[Figure collection entries]
┄┄┄┄┄┄
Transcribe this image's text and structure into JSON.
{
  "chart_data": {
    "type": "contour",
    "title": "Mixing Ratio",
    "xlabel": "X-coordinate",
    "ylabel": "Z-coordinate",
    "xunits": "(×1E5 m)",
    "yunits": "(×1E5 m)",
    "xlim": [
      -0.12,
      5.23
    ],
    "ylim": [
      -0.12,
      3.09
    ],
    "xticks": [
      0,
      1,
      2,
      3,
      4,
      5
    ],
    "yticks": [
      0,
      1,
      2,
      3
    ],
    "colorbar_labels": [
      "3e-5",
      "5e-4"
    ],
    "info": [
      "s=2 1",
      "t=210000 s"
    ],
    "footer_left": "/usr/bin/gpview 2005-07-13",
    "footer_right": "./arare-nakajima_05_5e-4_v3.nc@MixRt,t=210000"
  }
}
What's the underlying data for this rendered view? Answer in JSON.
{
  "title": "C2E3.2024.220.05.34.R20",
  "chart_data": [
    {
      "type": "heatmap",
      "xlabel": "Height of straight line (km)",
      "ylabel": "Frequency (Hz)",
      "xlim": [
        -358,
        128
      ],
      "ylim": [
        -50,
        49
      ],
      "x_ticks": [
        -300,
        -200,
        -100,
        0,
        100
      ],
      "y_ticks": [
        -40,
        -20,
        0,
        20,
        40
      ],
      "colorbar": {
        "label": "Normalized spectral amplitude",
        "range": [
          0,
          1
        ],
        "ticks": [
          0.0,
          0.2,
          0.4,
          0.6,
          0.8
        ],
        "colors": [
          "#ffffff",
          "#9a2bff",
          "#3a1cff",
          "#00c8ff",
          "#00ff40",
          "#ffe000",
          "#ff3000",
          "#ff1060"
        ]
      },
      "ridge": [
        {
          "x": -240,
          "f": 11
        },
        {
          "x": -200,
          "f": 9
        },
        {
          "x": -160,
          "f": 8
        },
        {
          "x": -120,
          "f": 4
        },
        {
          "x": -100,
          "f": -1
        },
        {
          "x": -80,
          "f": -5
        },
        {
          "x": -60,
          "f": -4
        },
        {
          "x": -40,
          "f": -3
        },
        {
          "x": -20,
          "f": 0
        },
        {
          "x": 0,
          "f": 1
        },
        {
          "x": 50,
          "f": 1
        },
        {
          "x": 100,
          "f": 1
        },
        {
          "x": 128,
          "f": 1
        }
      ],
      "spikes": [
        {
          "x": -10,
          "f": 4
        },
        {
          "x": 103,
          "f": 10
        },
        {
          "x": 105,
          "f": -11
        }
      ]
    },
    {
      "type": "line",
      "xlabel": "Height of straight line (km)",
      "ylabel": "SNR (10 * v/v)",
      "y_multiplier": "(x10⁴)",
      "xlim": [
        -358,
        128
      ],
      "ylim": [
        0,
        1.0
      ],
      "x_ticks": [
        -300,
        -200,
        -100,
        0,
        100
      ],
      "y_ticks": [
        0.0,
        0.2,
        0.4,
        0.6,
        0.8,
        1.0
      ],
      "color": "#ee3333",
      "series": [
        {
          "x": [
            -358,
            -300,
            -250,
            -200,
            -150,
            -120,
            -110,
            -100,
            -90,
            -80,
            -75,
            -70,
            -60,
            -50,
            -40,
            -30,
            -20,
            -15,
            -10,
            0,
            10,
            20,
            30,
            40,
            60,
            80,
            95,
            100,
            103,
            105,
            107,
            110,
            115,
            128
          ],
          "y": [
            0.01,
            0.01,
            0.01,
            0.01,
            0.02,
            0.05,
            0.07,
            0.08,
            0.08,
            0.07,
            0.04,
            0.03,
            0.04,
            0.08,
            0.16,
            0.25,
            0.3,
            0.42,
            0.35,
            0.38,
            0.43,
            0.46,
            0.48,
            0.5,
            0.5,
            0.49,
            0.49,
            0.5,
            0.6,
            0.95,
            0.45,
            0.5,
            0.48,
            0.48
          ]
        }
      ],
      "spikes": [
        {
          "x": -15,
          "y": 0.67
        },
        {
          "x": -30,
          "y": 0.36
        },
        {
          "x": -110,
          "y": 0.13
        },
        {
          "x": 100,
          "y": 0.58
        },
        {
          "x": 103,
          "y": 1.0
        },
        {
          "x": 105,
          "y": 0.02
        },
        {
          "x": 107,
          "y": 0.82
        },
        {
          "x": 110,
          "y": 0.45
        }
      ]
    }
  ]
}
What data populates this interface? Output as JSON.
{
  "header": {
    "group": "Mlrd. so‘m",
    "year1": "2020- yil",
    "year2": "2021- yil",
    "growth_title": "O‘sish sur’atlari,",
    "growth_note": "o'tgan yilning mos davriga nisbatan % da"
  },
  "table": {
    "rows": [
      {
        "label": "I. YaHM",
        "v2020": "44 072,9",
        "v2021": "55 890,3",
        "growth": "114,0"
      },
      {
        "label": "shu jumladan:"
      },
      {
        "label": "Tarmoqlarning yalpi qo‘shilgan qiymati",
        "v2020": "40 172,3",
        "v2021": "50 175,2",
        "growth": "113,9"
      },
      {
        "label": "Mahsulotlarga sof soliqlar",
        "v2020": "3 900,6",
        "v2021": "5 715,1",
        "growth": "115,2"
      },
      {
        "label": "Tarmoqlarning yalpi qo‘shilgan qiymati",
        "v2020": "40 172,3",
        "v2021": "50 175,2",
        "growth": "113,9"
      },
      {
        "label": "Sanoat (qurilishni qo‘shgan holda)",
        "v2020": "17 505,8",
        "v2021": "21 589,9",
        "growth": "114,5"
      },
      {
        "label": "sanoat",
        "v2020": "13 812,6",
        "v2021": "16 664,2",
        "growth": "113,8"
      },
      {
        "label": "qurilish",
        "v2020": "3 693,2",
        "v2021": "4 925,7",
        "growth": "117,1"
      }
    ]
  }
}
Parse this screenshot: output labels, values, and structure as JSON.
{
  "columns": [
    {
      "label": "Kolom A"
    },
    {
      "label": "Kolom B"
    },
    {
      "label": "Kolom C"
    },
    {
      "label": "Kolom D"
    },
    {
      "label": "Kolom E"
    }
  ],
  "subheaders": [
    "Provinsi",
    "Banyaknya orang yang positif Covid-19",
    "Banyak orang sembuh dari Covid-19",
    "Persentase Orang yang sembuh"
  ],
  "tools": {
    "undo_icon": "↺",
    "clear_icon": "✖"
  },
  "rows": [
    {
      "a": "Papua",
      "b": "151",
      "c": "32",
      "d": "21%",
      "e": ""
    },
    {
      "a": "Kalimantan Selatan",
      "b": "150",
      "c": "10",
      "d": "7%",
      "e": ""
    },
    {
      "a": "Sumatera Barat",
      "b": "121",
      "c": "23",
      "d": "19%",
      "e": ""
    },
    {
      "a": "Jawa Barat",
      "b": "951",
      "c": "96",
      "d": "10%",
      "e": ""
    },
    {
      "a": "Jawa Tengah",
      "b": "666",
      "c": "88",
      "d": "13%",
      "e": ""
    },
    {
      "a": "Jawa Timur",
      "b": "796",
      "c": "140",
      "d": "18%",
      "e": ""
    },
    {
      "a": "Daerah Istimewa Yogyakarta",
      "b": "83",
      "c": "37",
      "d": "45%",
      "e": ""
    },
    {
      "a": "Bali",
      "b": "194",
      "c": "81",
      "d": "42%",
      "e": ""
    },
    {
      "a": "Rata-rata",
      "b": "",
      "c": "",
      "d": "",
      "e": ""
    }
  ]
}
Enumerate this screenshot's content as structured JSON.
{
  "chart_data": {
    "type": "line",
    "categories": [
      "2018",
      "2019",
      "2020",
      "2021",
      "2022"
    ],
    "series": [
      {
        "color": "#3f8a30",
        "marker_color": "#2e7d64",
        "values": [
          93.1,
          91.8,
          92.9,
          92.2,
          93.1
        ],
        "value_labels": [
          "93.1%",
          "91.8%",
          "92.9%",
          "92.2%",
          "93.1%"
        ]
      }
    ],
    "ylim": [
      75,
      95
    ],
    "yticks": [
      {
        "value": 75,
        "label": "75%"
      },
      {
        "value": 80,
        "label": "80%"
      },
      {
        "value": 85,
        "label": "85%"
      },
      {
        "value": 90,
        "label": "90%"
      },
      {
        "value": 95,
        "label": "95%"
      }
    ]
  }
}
┄┄┄┄┄┄
▶ **Given exercise**
Only lines that contain the word "sembuh" are wanted; copy each of them.

▶ **Completed exercise**
    "Banyak orang sembuh dari Covid-19",
    "Persentase Orang yang sembuh"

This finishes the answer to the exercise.